Written task
Only lines with the word "растворе" are needed; collect each of them from the listing below.

Data entries
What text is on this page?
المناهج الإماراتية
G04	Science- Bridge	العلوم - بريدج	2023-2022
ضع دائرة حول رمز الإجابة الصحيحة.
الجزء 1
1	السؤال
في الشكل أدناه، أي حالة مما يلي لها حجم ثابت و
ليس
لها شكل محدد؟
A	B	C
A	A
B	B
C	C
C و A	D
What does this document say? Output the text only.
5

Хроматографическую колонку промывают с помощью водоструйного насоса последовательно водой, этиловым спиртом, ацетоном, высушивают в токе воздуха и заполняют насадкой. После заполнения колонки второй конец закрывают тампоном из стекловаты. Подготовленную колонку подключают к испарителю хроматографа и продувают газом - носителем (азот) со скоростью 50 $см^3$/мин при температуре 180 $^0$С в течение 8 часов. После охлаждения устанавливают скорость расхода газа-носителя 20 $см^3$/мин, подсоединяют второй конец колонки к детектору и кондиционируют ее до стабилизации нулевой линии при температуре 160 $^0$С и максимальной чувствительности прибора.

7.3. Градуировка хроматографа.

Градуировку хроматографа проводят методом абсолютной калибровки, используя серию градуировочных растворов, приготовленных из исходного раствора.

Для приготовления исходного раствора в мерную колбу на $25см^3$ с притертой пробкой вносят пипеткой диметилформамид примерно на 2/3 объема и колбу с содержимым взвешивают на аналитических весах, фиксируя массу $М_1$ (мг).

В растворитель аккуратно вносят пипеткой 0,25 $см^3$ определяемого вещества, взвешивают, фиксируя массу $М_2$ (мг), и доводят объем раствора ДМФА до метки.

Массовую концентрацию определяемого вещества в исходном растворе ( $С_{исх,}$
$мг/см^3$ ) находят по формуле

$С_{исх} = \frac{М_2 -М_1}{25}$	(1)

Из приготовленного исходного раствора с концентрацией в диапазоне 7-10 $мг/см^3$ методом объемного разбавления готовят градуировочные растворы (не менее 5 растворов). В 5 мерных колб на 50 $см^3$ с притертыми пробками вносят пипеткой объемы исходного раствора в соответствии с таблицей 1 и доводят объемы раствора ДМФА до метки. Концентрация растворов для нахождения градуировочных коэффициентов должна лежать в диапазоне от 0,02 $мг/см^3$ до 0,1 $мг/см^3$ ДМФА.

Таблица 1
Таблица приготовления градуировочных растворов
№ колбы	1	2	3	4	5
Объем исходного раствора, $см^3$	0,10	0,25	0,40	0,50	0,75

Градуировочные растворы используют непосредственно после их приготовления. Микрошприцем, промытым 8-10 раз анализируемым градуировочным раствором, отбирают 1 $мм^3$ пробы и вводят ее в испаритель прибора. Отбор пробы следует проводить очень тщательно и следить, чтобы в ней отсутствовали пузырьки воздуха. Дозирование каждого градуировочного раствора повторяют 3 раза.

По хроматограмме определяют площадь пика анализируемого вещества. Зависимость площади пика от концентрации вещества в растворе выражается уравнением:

Exercise result
Массовую концентрацию определяемого вещества в исходном растворе ( $С_{исх,}$
По хроматограмме определяют площадь пика анализируемого вещества. Зависимость площади пика от концентрации вещества в растворе выражается уравнением:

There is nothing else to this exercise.